** THE INPUT **
— BEGIN —

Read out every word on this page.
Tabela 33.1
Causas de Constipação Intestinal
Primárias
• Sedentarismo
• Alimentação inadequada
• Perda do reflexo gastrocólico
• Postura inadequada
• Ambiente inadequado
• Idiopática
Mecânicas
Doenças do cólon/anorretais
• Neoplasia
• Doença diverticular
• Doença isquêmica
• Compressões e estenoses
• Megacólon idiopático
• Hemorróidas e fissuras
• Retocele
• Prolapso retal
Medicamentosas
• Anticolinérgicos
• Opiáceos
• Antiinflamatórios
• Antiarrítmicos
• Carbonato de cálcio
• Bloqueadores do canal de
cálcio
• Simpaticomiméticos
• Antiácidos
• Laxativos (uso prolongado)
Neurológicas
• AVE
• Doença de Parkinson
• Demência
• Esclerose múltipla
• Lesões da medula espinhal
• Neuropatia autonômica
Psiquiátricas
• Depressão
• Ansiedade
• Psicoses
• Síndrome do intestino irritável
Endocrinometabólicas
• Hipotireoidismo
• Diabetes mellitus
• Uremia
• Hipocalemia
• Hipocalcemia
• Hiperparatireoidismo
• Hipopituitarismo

— END —

** DIRECTION **
Go through the entries above and pull out each line with "inadequada" in it.

** TASK SOLUTION **
• Alimentação inadequada
• Postura inadequada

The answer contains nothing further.